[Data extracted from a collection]
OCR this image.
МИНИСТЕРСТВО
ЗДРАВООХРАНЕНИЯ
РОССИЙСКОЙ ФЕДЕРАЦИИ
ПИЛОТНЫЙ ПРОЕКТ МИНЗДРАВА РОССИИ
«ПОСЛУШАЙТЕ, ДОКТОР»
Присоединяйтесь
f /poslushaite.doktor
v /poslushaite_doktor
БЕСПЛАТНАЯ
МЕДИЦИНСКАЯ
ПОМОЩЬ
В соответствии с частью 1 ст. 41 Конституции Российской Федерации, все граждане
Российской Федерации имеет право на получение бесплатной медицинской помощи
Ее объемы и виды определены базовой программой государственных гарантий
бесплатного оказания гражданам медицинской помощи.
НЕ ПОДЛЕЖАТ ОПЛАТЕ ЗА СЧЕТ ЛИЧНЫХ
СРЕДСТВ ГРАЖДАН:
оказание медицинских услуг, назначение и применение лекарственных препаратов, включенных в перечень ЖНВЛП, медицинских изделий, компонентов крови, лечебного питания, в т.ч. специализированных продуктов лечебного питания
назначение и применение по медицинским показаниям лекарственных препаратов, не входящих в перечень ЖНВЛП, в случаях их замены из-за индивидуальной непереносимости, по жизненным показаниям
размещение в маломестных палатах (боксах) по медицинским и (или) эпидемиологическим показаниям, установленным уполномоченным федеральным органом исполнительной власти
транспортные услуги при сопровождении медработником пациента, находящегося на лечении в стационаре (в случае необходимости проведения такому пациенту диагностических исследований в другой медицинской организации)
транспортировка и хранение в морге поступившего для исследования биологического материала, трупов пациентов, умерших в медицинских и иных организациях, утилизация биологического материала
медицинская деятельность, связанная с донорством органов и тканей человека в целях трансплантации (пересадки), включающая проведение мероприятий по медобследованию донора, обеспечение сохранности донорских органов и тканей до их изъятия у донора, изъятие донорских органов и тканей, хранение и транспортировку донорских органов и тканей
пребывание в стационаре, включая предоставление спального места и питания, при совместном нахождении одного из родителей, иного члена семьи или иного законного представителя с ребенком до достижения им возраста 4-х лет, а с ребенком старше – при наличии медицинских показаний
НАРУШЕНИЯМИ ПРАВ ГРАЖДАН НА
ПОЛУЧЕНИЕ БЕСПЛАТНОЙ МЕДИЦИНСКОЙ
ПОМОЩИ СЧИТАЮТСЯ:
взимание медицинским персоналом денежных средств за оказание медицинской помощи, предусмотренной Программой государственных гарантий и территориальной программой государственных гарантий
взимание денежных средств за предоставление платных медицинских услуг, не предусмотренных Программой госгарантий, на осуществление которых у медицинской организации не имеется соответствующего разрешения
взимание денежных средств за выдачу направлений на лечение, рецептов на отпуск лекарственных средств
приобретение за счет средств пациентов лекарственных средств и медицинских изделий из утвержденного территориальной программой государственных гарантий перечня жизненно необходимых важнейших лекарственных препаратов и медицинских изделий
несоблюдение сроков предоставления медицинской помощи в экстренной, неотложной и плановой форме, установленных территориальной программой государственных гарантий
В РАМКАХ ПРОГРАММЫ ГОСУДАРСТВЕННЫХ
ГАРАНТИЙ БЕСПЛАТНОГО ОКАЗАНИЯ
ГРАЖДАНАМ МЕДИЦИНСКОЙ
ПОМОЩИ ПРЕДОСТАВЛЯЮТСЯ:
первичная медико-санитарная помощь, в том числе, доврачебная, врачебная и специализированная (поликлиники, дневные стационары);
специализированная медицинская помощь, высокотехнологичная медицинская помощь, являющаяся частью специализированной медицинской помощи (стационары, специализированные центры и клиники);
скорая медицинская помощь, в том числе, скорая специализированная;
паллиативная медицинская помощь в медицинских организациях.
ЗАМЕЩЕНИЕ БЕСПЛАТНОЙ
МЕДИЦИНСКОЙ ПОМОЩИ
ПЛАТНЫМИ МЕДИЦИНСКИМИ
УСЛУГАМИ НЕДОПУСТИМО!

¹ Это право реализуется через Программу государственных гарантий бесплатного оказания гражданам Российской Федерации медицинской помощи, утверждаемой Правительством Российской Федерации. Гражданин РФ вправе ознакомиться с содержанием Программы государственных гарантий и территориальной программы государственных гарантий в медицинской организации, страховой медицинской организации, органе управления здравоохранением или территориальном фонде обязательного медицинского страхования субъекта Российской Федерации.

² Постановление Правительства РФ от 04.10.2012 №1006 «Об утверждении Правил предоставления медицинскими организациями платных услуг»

▸ **TO DO**: Write the listing out again, exactly as it reads.

▸ **RESULT FOR THIS EXERCISE**:
OCR this image.
МИНИСТЕРСТВО
ЗДРАВООХРАНЕНИЯ
РОССИЙСКОЙ ФЕДЕРАЦИИ
ПИЛОТНЫЙ ПРОЕКТ МИНЗДРАВА РОССИИ
«ПОСЛУШАЙТЕ, ДОКТОР»
Присоединяйтесь
f /poslushaite.doktor
v /poslushaite_doktor
БЕСПЛАТНАЯ
МЕДИЦИНСКАЯ
ПОМОЩЬ
В соответствии с частью 1 ст. 41 Конституции Российской Федерации, все граждане
Российской Федерации имеет право на получение бесплатной медицинской помощи
Ее объемы и виды определены базовой программой государственных гарантий
бесплатного оказания гражданам медицинской помощи.
НЕ ПОДЛЕЖАТ ОПЛАТЕ ЗА СЧЕТ ЛИЧНЫХ
СРЕДСТВ ГРАЖДАН:
оказание медицинских услуг, назначение и применение лекарственных препаратов, включенных в перечень ЖНВЛП, медицинских изделий, компонентов крови, лечебного питания, в т.ч. специализированных продуктов лечебного питания
назначение и применение по медицинским показаниям лекарственных препаратов, не входящих в перечень ЖНВЛП, в случаях их замены из-за индивидуальной непереносимости, по жизненным показаниям
размещение в маломестных палатах (боксах) по медицинским и (или) эпидемиологическим показаниям, установленным уполномоченным федеральным органом исполнительной власти
транспортные услуги при сопровождении медработником пациента, находящегося на лечении в стационаре (в случае необходимости проведения такому пациенту диагностических исследований в другой медицинской организации)
транспортировка и хранение в морге поступившего для исследования биологического материала, трупов пациентов, умерших в медицинских и иных организациях, утилизация биологического материала
медицинская деятельность, связанная с донорством органов и тканей человека в целях трансплантации (пересадки), включающая проведение мероприятий по медобследованию донора, обеспечение сохранности донорских органов и тканей до их изъятия у донора, изъятие донорских органов и тканей, хранение и транспортировку донорских органов и тканей
пребывание в стационаре, включая предоставление спального места и питания, при совместном нахождении одного из родителей, иного члена семьи или иного законного представителя с ребенком до достижения им возраста 4-х лет, а с ребенком старше – при наличии медицинских показаний
НАРУШЕНИЯМИ ПРАВ ГРАЖДАН НА
ПОЛУЧЕНИЕ БЕСПЛАТНОЙ МЕДИЦИНСКОЙ
ПОМОЩИ СЧИТАЮТСЯ:
взимание медицинским персоналом денежных средств за оказание медицинской помощи, предусмотренной Программой государственных гарантий и территориальной программой государственных гарантий
взимание денежных средств за предоставление платных медицинских услуг, не предусмотренных Программой госгарантий, на осуществление которых у медицинской организации не имеется соответствующего разрешения
взимание денежных средств за выдачу направлений на лечение, рецептов на отпуск лекарственных средств
приобретение за счет средств пациентов лекарственных средств и медицинских изделий из утвержденного территориальной программой государственных гарантий перечня жизненно необходимых важнейших лекарственных препаратов и медицинских изделий
несоблюдение сроков предоставления медицинской помощи в экстренной, неотложной и плановой форме, установленных территориальной программой государственных гарантий
В РАМКАХ ПРОГРАММЫ ГОСУДАРСТВЕННЫХ
ГАРАНТИЙ БЕСПЛАТНОГО ОКАЗАНИЯ
ГРАЖДАНАМ МЕДИЦИНСКОЙ
ПОМОЩИ ПРЕДОСТАВЛЯЮТСЯ:
первичная медико-санитарная помощь, в том числе, доврачебная, врачебная и специализированная (поликлиники, дневные стационары);
специализированная медицинская помощь, высокотехнологичная медицинская помощь, являющаяся частью специализированной медицинской помощи (стационары, специализированные центры и клиники);
скорая медицинская помощь, в том числе, скорая специализированная;
паллиативная медицинская помощь в медицинских организациях.
ЗАМЕЩЕНИЕ БЕСПЛАТНОЙ
МЕДИЦИНСКОЙ ПОМОЩИ
ПЛАТНЫМИ МЕДИЦИНСКИМИ
УСЛУГАМИ НЕДОПУСТИМО!

¹ Это право реализуется через Программу государственных гарантий бесплатного оказания гражданам Российской Федерации медицинской помощи, утверждаемой Правительством Российской Федерации. Гражданин РФ вправе ознакомиться с содержанием Программы государственных гарантий и территориальной программы государственных гарантий в медицинской организации, страховой медицинской организации, органе управления здравоохранением или территориальном фонде обязательного медицинского страхования субъекта Российской Федерации.

² Постановление Правительства РФ от 04.10.2012 №1006 «Об утверждении Правил предоставления медицинскими организациями платных услуг»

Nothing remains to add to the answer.